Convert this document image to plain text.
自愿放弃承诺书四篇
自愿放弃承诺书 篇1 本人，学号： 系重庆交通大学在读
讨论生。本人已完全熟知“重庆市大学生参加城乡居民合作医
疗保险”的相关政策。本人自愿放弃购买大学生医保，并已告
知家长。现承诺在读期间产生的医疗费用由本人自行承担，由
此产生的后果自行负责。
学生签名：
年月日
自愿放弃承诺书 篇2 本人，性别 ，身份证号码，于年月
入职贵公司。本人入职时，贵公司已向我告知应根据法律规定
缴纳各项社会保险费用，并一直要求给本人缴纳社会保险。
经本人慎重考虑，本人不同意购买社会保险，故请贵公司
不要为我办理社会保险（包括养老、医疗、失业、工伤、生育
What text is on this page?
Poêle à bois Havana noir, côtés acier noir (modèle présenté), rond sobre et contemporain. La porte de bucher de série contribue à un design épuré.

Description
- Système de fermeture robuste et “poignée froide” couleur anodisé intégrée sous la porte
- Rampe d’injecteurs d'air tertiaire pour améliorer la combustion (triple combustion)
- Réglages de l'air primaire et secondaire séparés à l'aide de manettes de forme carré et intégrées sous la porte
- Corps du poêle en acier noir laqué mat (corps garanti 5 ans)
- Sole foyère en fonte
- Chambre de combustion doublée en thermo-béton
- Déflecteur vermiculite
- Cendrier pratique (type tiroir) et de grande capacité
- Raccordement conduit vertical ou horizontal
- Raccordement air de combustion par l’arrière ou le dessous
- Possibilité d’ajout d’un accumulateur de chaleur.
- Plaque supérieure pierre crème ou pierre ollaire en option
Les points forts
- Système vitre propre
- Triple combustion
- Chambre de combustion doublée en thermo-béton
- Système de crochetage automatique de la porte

........

◆ **OBJECTIVE**
Copy every line of the listing that includes the string "Raccordement".

◆ **FINAL RESULT**
- Raccordement conduit vertical ou horizontal
- Raccordement air de combustion par l’arrière ou le dessous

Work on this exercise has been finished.